GOAL. In the copy, include every entry exactly but none of the pictures.

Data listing
[Begin]

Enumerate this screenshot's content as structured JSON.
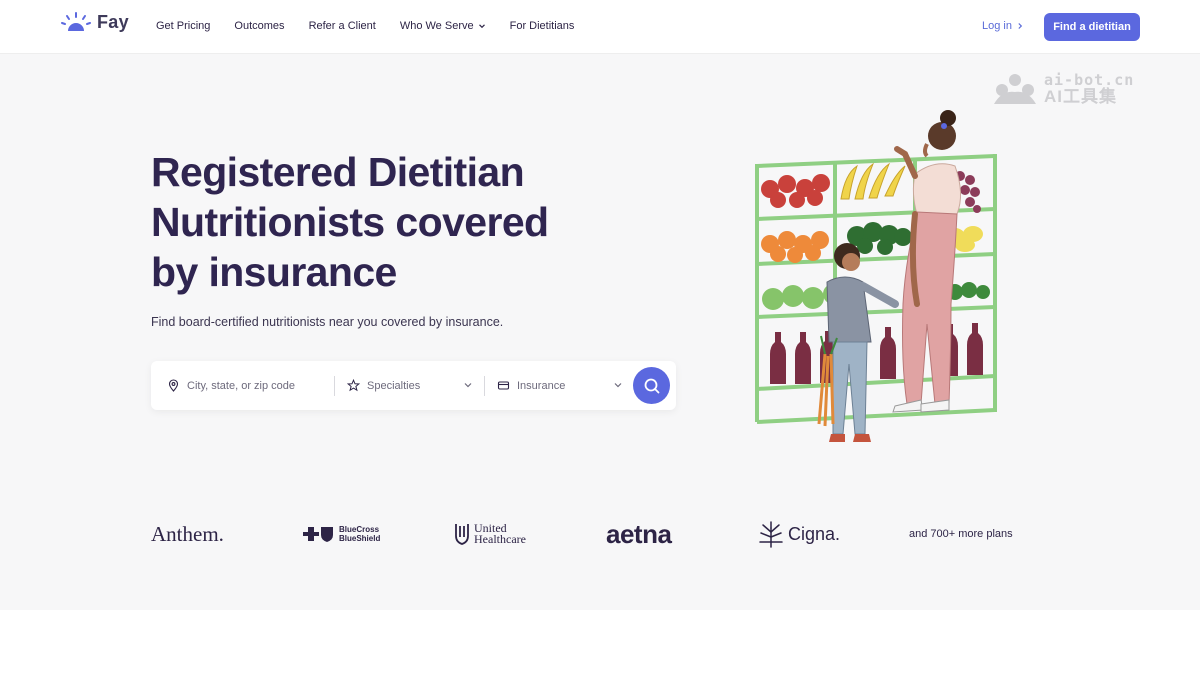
{
  "nav": {
    "logo_text": "Fay",
    "links": [
      {
        "label": "Get Pricing"
      },
      {
        "label": "Outcomes"
      },
      {
        "label": "Refer a Client"
      },
      {
        "label": "Who We Serve"
      },
      {
        "label": "For Dietitians"
      }
    ],
    "login_label": "Log in",
    "cta_label": "Find a dietitian"
  },
  "watermark": {
    "line1": "ai-bot.cn",
    "line2": "AI工具集"
  },
  "hero": {
    "headline": "Registered Dietitian Nutritionists covered by insurance",
    "subtitle": "Find board-certified nutritionists near you covered by insurance."
  },
  "search": {
    "location_placeholder": "City, state, or zip code",
    "specialties_label": "Specialties",
    "insurance_label": "Insurance"
  },
  "insurers": {
    "anthem": "Anthem.",
    "bcbs_line1": "BlueCross",
    "bcbs_line2": "BlueShield",
    "uhc_line1": "United",
    "uhc_line2": "Healthcare",
    "aetna": "aetna",
    "cigna": "Cigna.",
    "more": "and 700+ more plans"
  },
  "colors": {
    "accent": "#5b68df",
    "heading": "#2f2550",
    "hero_bg": "#f7f7f8"
  }
}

[End]

EXERCISE RESPONSE.
Enumerate this screenshot's content as structured JSON.
{
  "nav": {
    "logo_text": "Fay",
    "links": [
      {
        "label": "Get Pricing"
      },
      {
        "label": "Outcomes"
      },
      {
        "label": "Refer a Client"
      },
      {
        "label": "Who We Serve"
      },
      {
        "label": "For Dietitians"
      }
    ],
    "login_label": "Log in",
    "cta_label": "Find a dietitian"
  },
  "watermark": {
    "line1": "ai-bot.cn",
    "line2": "AI工具集"
  },
  "hero": {
    "headline": "Registered Dietitian Nutritionists covered by insurance",
    "subtitle": "Find board-certified nutritionists near you covered by insurance."
  },
  "search": {
    "location_placeholder": "City, state, or zip code",
    "specialties_label": "Specialties",
    "insurance_label": "Insurance"
  },
  "insurers": {
    "anthem": "Anthem.",
    "bcbs_line1": "BlueCross",
    "bcbs_line2": "BlueShield",
    "uhc_line1": "United",
    "uhc_line2": "Healthcare",
    "aetna": "aetna",
    "cigna": "Cigna.",
    "more": "and 700+ more plans"
  },
  "colors": {
    "accent": "#5b68df",
    "heading": "#2f2550",
    "hero_bg": "#f7f7f8"
  }
}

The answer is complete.